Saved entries
==================================================

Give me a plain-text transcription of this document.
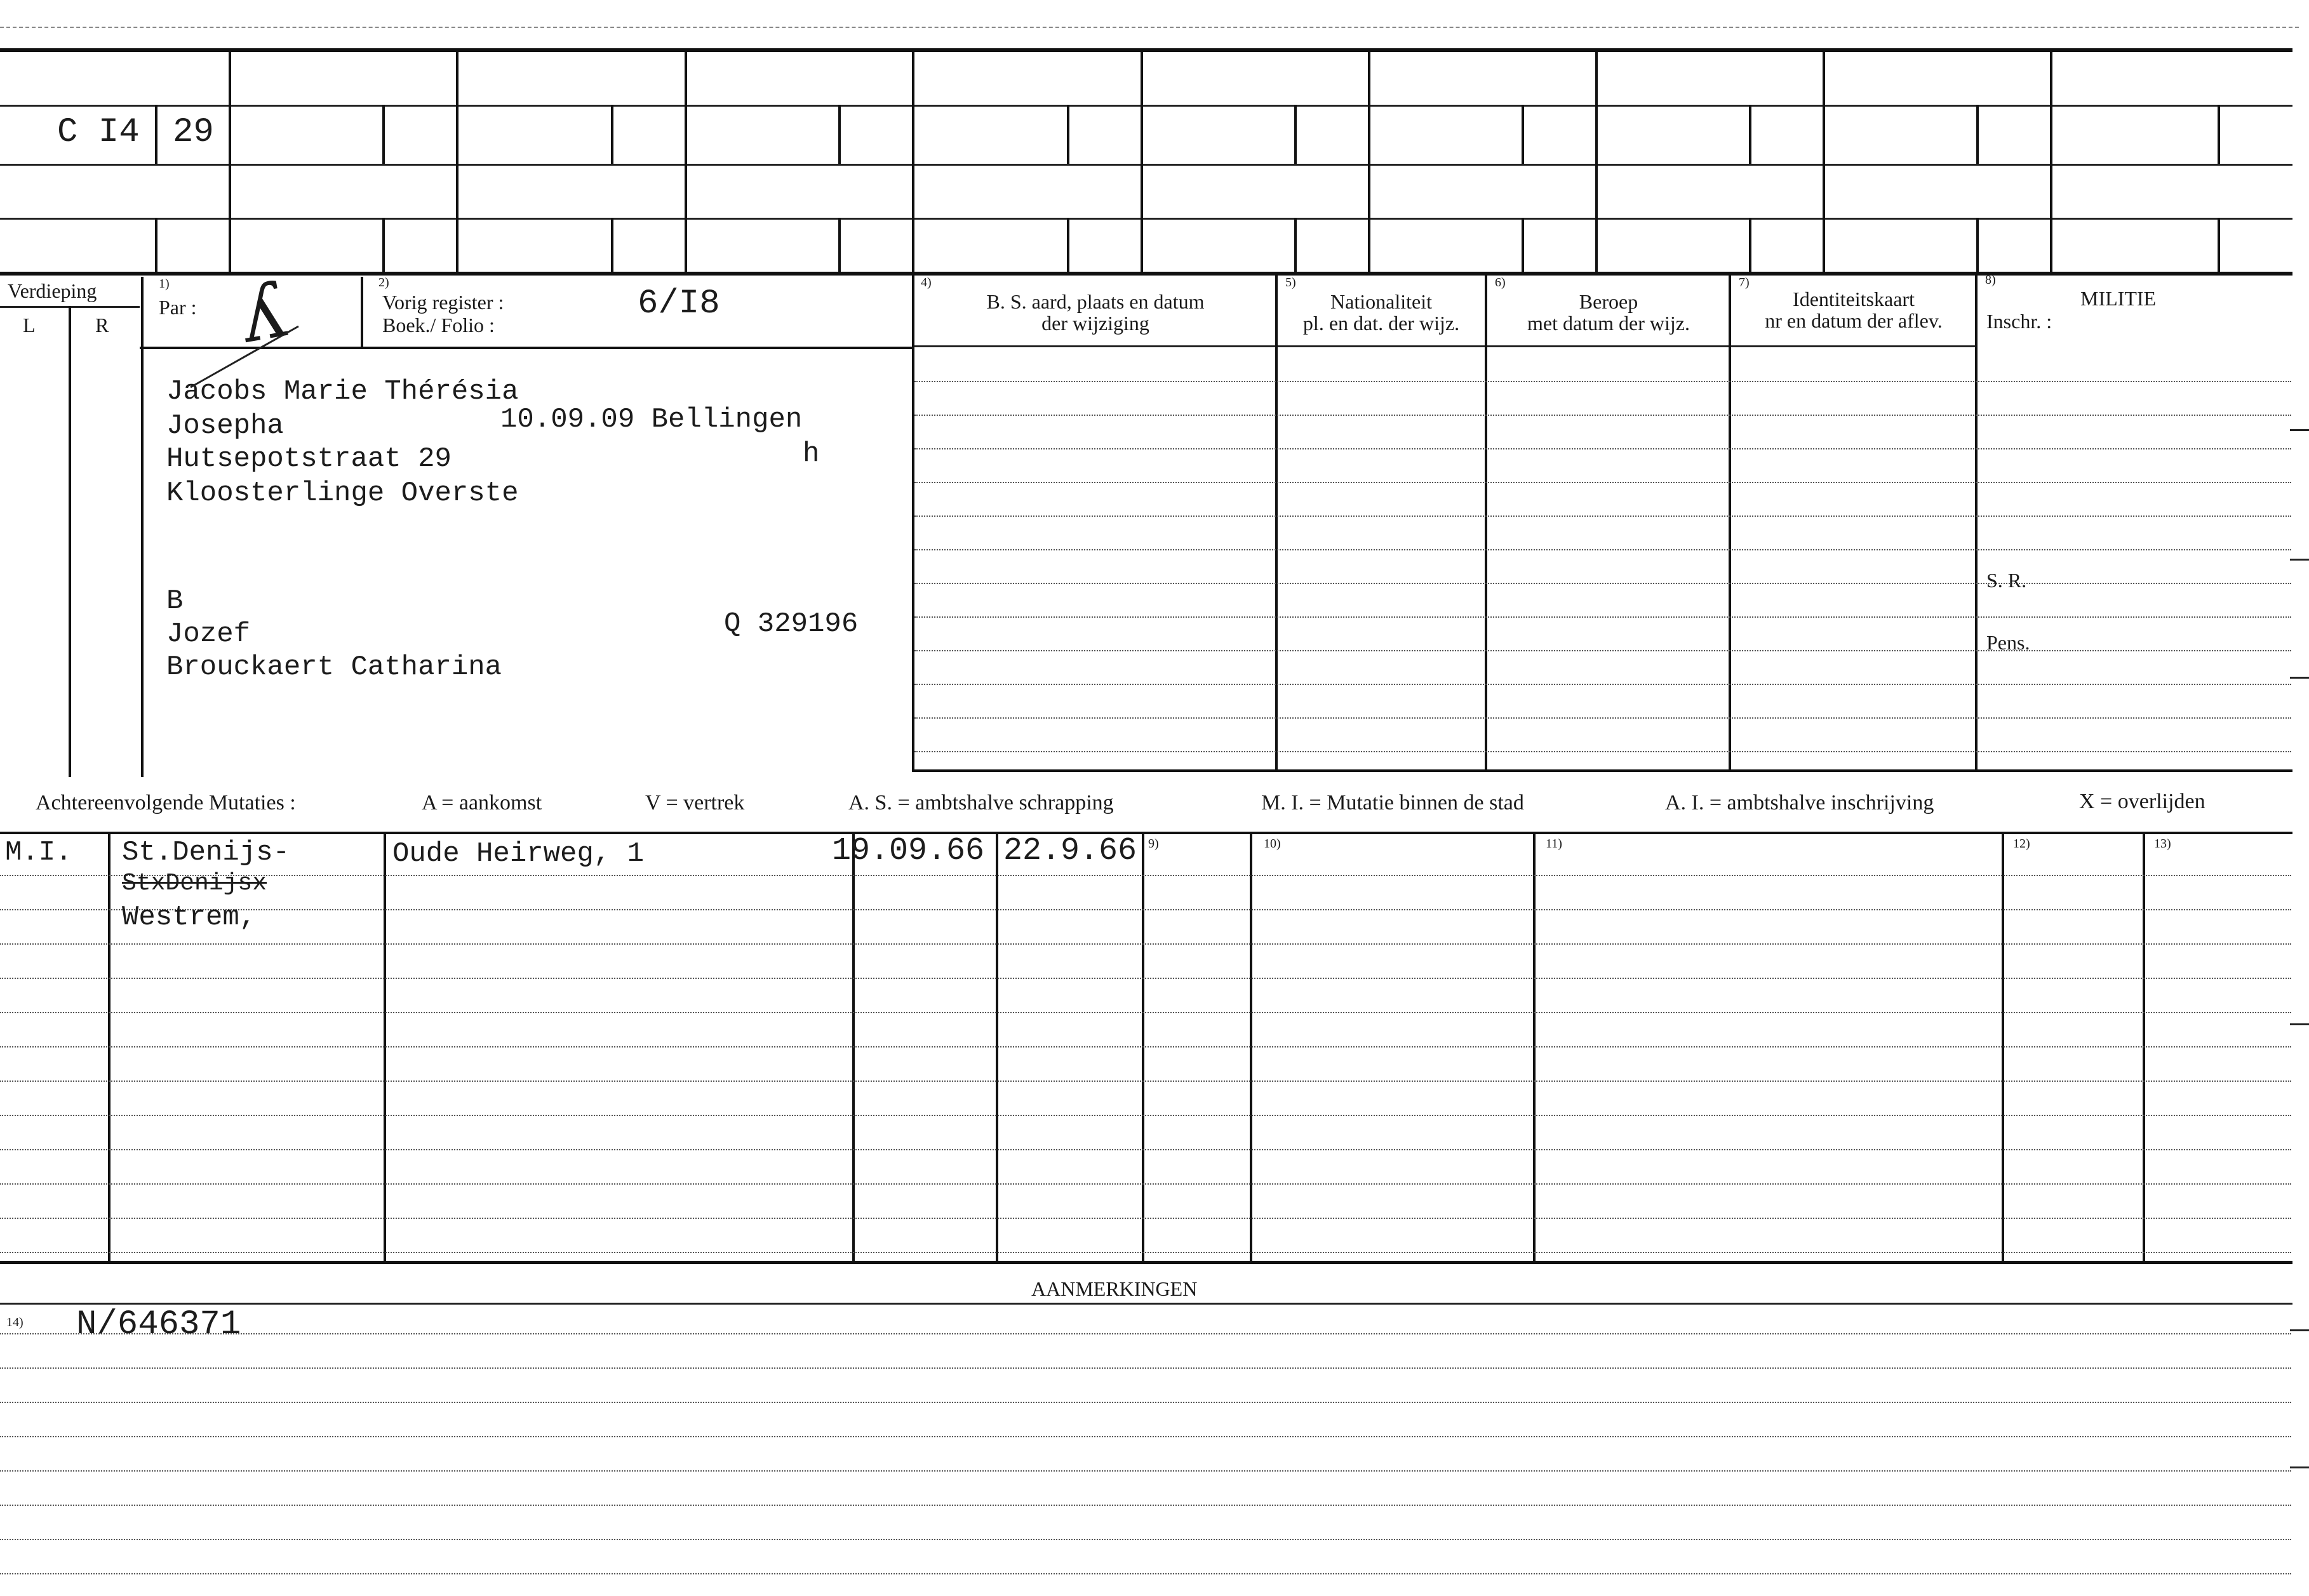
C I4 29
Verdieping
L	R
1)
Par : ʎ	2)
Vorig register :
Boek./ Folio :
6/I8
4)
B. S. aard, plaats en datum
der wijziging
5)
Nationaliteit
pl. en dat. der wijz.
6)
Beroep
met datum der wijz.
7)
Identiteitskaart
nr en datum der aflev.
8)
MILITIE
Inschr. :
S. R.
Pens.
Jacobs Marie Thérésia
Josepha	10.09.09 Bellingen
Hutsepotstraat 29	h
Kloosterlinge Overste
B
Jozef	Q 329196
Brouckaert Catharina
Achtereenvolgende Mutaties :	A = aankomst	V = vertrek	A. S. = ambtshalve schrapping	M. I. = Mutatie binnen de stad	A. I. = ambtshalve inschrijving	X = overlijden
9)	10)	11)	12)	13)
M.I. St.Denijs-
StxDenijsx
Westrem,
Oude Heirweg, 1	19.09.66 22.9.66
AANMERKINGEN
14) N/646371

==================================================

- _Exercise_
Among the entries above, identify all lines with "datum" and copy them.

- _Result_
B. S. aard, plaats en datum
met datum der wijz.
nr en datum der aflev.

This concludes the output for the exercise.